(Recorded data)

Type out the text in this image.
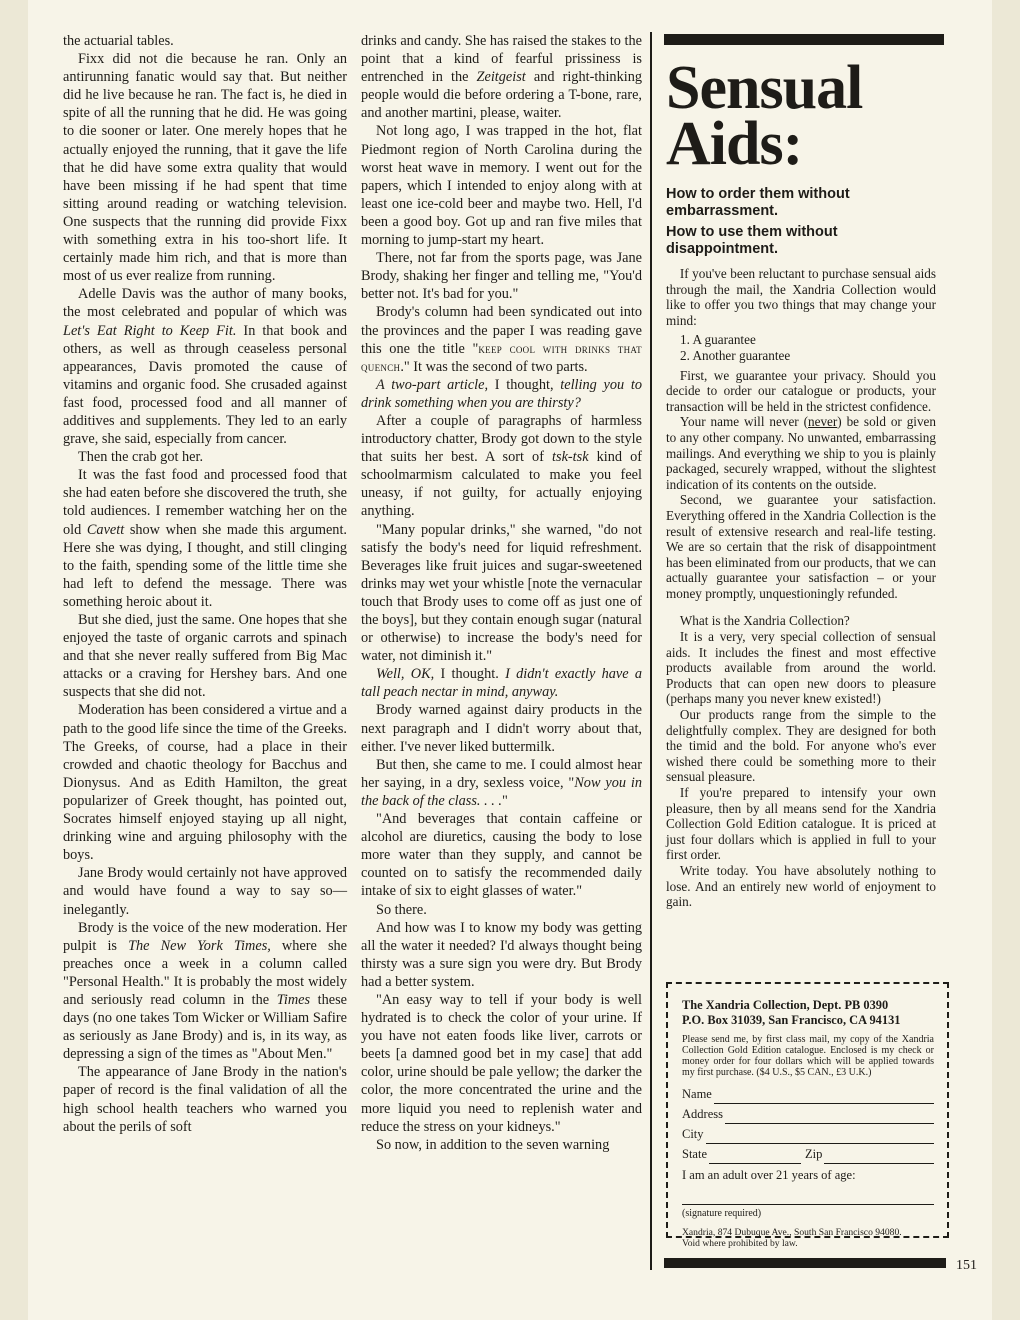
the actuarial tables.

Fixx did not die because he ran. Only an antirunning fanatic would say that. But neither did he live because he ran. The fact is, he died in spite of all the running that he did. He was going to die sooner or later. One merely hopes that he actually enjoyed the running, that it gave the life that he did have some extra quality that would have been missing if he had spent that time sitting around reading or watching television. One suspects that the running did provide Fixx with something extra in his too-short life. It certainly made him rich, and that is more than most of us ever realize from running.

Adelle Davis was the author of many books, the most celebrated and popular of which was Let's Eat Right to Keep Fit. In that book and others, as well as through ceaseless personal appearances, Davis promoted the cause of vitamins and organic food. She crusaded against fast food, processed food and all manner of additives and supplements. They led to an early grave, she said, especially from cancer.

Then the crab got her.

It was the fast food and processed food that she had eaten before she discovered the truth, she told audiences. I remember watching her on the old Cavett show when she made this argument. Here she was dying, I thought, and still clinging to the faith, spending some of the little time she had left to defend the message. There was something heroic about it.

But she died, just the same. One hopes that she enjoyed the taste of organic carrots and spinach and that she never really suffered from Big Mac attacks or a craving for Hershey bars. And one suspects that she did not.

Moderation has been considered a virtue and a path to the good life since the time of the Greeks. The Greeks, of course, had a place in their crowded and chaotic theology for Bacchus and Dionysus. And as Edith Hamilton, the great popularizer of Greek thought, has pointed out, Socrates himself enjoyed staying up all night, drinking wine and arguing philosophy with the boys.

Jane Brody would certainly not have approved and would have found a way to say so—inelegantly.

Brody is the voice of the new moderation. Her pulpit is The New York Times, where she preaches once a week in a column called "Personal Health." It is probably the most widely and seriously read column in the Times these days (no one takes Tom Wicker or William Safire as seriously as Jane Brody) and is, in its way, as depressing a sign of the times as "About Men."

The appearance of Jane Brody in the nation's paper of record is the final validation of all the high school health teachers who warned you about the perils of soft

drinks and candy. She has raised the stakes to the point that a kind of fearful prissiness is entrenched in the Zeitgeist and right-thinking people would die before ordering a T-bone, rare, and another martini, please, waiter.

Not long ago, I was trapped in the hot, flat Piedmont region of North Carolina during the worst heat wave in memory. I went out for the papers, which I intended to enjoy along with at least one ice-cold beer and maybe two. Hell, I'd been a good boy. Got up and ran five miles that morning to jump-start my heart.

There, not far from the sports page, was Jane Brody, shaking her finger and telling me, "You'd better not. It's bad for you."

Brody's column had been syndicated out into the provinces and the paper I was reading gave this one the title "keep cool with drinks that quench." It was the second of two parts.

A two-part article, I thought, telling you to drink something when you are thirsty?

After a couple of paragraphs of harmless introductory chatter, Brody got down to the style that suits her best. A sort of tsk-tsk kind of schoolmarmism calculated to make you feel uneasy, if not guilty, for actually enjoying anything.

"Many popular drinks," she warned, "do not satisfy the body's need for liquid refreshment. Beverages like fruit juices and sugar-sweetened drinks may wet your whistle [note the vernacular touch that Brody uses to come off as just one of the boys], but they contain enough sugar (natural or otherwise) to increase the body's need for water, not diminish it."

Well, OK, I thought. I didn't exactly have a tall peach nectar in mind, anyway.

Brody warned against dairy products in the next paragraph and I didn't worry about that, either. I've never liked buttermilk.

But then, she came to me. I could almost hear her saying, in a dry, sexless voice, "Now you in the back of the class. . . ."

"And beverages that contain caffeine or alcohol are diuretics, causing the body to lose more water than they supply, and cannot be counted on to satisfy the recommended daily intake of six to eight glasses of water."

So there.

And how was I to know my body was getting all the water it needed? I'd always thought being thirsty was a sure sign you were dry. But Brody had a better system.

"An easy way to tell if your body is well hydrated is to check the color of your urine. If you have not eaten foods like liver, carrots or beets [a damned good bet in my case] that add color, urine should be pale yellow; the darker the color, the more concentrated the urine and the more liquid you need to replenish water and reduce the stress on your kidneys."

So now, in addition to the seven warning

Sensual
Aids:

How to order them without embarrassment.

How to use them without disappointment.

If you've been reluctant to purchase sensual aids through the mail, the Xandria Collection would like to offer you two things that may change your mind:

1. A guarantee
2. Another guarantee

First, we guarantee your privacy. Should you decide to order our catalogue or products, your transaction will be held in the strictest confidence.

Your name will never (never) be sold or given to any other company. No unwanted, embarrassing mailings. And everything we ship to you is plainly packaged, securely wrapped, without the slightest indication of its contents on the outside.

Second, we guarantee your satisfaction. Everything offered in the Xandria Collection is the result of extensive research and real-life testing. We are so certain that the risk of disappointment has been eliminated from our products, that we can actually guarantee your satisfaction – or your money promptly, unquestioningly refunded.

What is the Xandria Collection?

It is a very, very special collection of sensual aids. It includes the finest and most effective products available from around the world. Products that can open new doors to pleasure (perhaps many you never knew existed!)

Our products range from the simple to the delightfully complex. They are designed for both the timid and the bold. For anyone who's ever wished there could be something more to their sensual pleasure.

If you're prepared to intensify your own pleasure, then by all means send for the Xandria Collection Gold Edition catalogue. It is priced at just four dollars which is applied in full to your first order.

Write today. You have absolutely nothing to lose. And an entirely new world of enjoyment to gain.

The Xandria Collection, Dept. PB 0390

P.O. Box 31039, San Francisco, CA 94131

Please send me, by first class mail, my copy of the Xandria Collection Gold Edition catalogue. Enclosed is my check or money order for four dollars which will be applied towards my first purchase. ($4 U.S., $5 CAN., £3 U.K.)

Name
Address
City
State	Zip

I am an adult over 21 years of age:

(signature required)

Xandria, 874 Dubuque Ave., South San Francisco 94080.

Void where prohibited by law.

151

• [Stated problem]: Leave out the pictures and give the rest of the records again exactly.

• [Exercise output]:
Type out the text in this image.
the actuarial tables.

Fixx did not die because he ran. Only an antirunning fanatic would say that. But neither did he live because he ran. The fact is, he died in spite of all the running that he did. He was going to die sooner or later. One merely hopes that he actually enjoyed the running, that it gave the life that he did have some extra quality that would have been missing if he had spent that time sitting around reading or watching television. One suspects that the running did provide Fixx with something extra in his too-short life. It certainly made him rich, and that is more than most of us ever realize from running.

Adelle Davis was the author of many books, the most celebrated and popular of which was Let's Eat Right to Keep Fit. In that book and others, as well as through ceaseless personal appearances, Davis promoted the cause of vitamins and organic food. She crusaded against fast food, processed food and all manner of additives and supplements. They led to an early grave, she said, especially from cancer.

Then the crab got her.

It was the fast food and processed food that she had eaten before she discovered the truth, she told audiences. I remember watching her on the old Cavett show when she made this argument. Here she was dying, I thought, and still clinging to the faith, spending some of the little time she had left to defend the message. There was something heroic about it.

But she died, just the same. One hopes that she enjoyed the taste of organic carrots and spinach and that she never really suffered from Big Mac attacks or a craving for Hershey bars. And one suspects that she did not.

Moderation has been considered a virtue and a path to the good life since the time of the Greeks. The Greeks, of course, had a place in their crowded and chaotic theology for Bacchus and Dionysus. And as Edith Hamilton, the great popularizer of Greek thought, has pointed out, Socrates himself enjoyed staying up all night, drinking wine and arguing philosophy with the boys.

Jane Brody would certainly not have approved and would have found a way to say so—inelegantly.

Brody is the voice of the new moderation. Her pulpit is The New York Times, where she preaches once a week in a column called "Personal Health." It is probably the most widely and seriously read column in the Times these days (no one takes Tom Wicker or William Safire as seriously as Jane Brody) and is, in its way, as depressing a sign of the times as "About Men."

The appearance of Jane Brody in the nation's paper of record is the final validation of all the high school health teachers who warned you about the perils of soft

drinks and candy. She has raised the stakes to the point that a kind of fearful prissiness is entrenched in the Zeitgeist and right-thinking people would die before ordering a T-bone, rare, and another martini, please, waiter.

Not long ago, I was trapped in the hot, flat Piedmont region of North Carolina during the worst heat wave in memory. I went out for the papers, which I intended to enjoy along with at least one ice-cold beer and maybe two. Hell, I'd been a good boy. Got up and ran five miles that morning to jump-start my heart.

There, not far from the sports page, was Jane Brody, shaking her finger and telling me, "You'd better not. It's bad for you."

Brody's column had been syndicated out into the provinces and the paper I was reading gave this one the title "keep cool with drinks that quench." It was the second of two parts.

A two-part article, I thought, telling you to drink something when you are thirsty?

After a couple of paragraphs of harmless introductory chatter, Brody got down to the style that suits her best. A sort of tsk-tsk kind of schoolmarmism calculated to make you feel uneasy, if not guilty, for actually enjoying anything.

"Many popular drinks," she warned, "do not satisfy the body's need for liquid refreshment. Beverages like fruit juices and sugar-sweetened drinks may wet your whistle [note the vernacular touch that Brody uses to come off as just one of the boys], but they contain enough sugar (natural or otherwise) to increase the body's need for water, not diminish it."

Well, OK, I thought. I didn't exactly have a tall peach nectar in mind, anyway.

Brody warned against dairy products in the next paragraph and I didn't worry about that, either. I've never liked buttermilk.

But then, she came to me. I could almost hear her saying, in a dry, sexless voice, "Now you in the back of the class. . . ."

"And beverages that contain caffeine or alcohol are diuretics, causing the body to lose more water than they supply, and cannot be counted on to satisfy the recommended daily intake of six to eight glasses of water."

So there.

And how was I to know my body was getting all the water it needed? I'd always thought being thirsty was a sure sign you were dry. But Brody had a better system.

"An easy way to tell if your body is well hydrated is to check the color of your urine. If you have not eaten foods like liver, carrots or beets [a damned good bet in my case] that add color, urine should be pale yellow; the darker the color, the more concentrated the urine and the more liquid you need to replenish water and reduce the stress on your kidneys."

So now, in addition to the seven warning

Sensual
Aids:

How to order them without embarrassment.

How to use them without disappointment.

If you've been reluctant to purchase sensual aids through the mail, the Xandria Collection would like to offer you two things that may change your mind:

1. A guarantee
2. Another guarantee

First, we guarantee your privacy. Should you decide to order our catalogue or products, your transaction will be held in the strictest confidence.

Your name will never (never) be sold or given to any other company. No unwanted, embarrassing mailings. And everything we ship to you is plainly packaged, securely wrapped, without the slightest indication of its contents on the outside.

Second, we guarantee your satisfaction. Everything offered in the Xandria Collection is the result of extensive research and real-life testing. We are so certain that the risk of disappointment has been eliminated from our products, that we can actually guarantee your satisfaction – or your money promptly, unquestioningly refunded.

What is the Xandria Collection?

It is a very, very special collection of sensual aids. It includes the finest and most effective products available from around the world. Products that can open new doors to pleasure (perhaps many you never knew existed!)

Our products range from the simple to the delightfully complex. They are designed for both the timid and the bold. For anyone who's ever wished there could be something more to their sensual pleasure.

If you're prepared to intensify your own pleasure, then by all means send for the Xandria Collection Gold Edition catalogue. It is priced at just four dollars which is applied in full to your first order.

Write today. You have absolutely nothing to lose. And an entirely new world of enjoyment to gain.

The Xandria Collection, Dept. PB 0390

P.O. Box 31039, San Francisco, CA 94131

Please send me, by first class mail, my copy of the Xandria Collection Gold Edition catalogue. Enclosed is my check or money order for four dollars which will be applied towards my first purchase. ($4 U.S., $5 CAN., £3 U.K.)

Name
Address
City
State	Zip

I am an adult over 21 years of age:

(signature required)

Xandria, 874 Dubuque Ave., South San Francisco 94080.

Void where prohibited by law.

151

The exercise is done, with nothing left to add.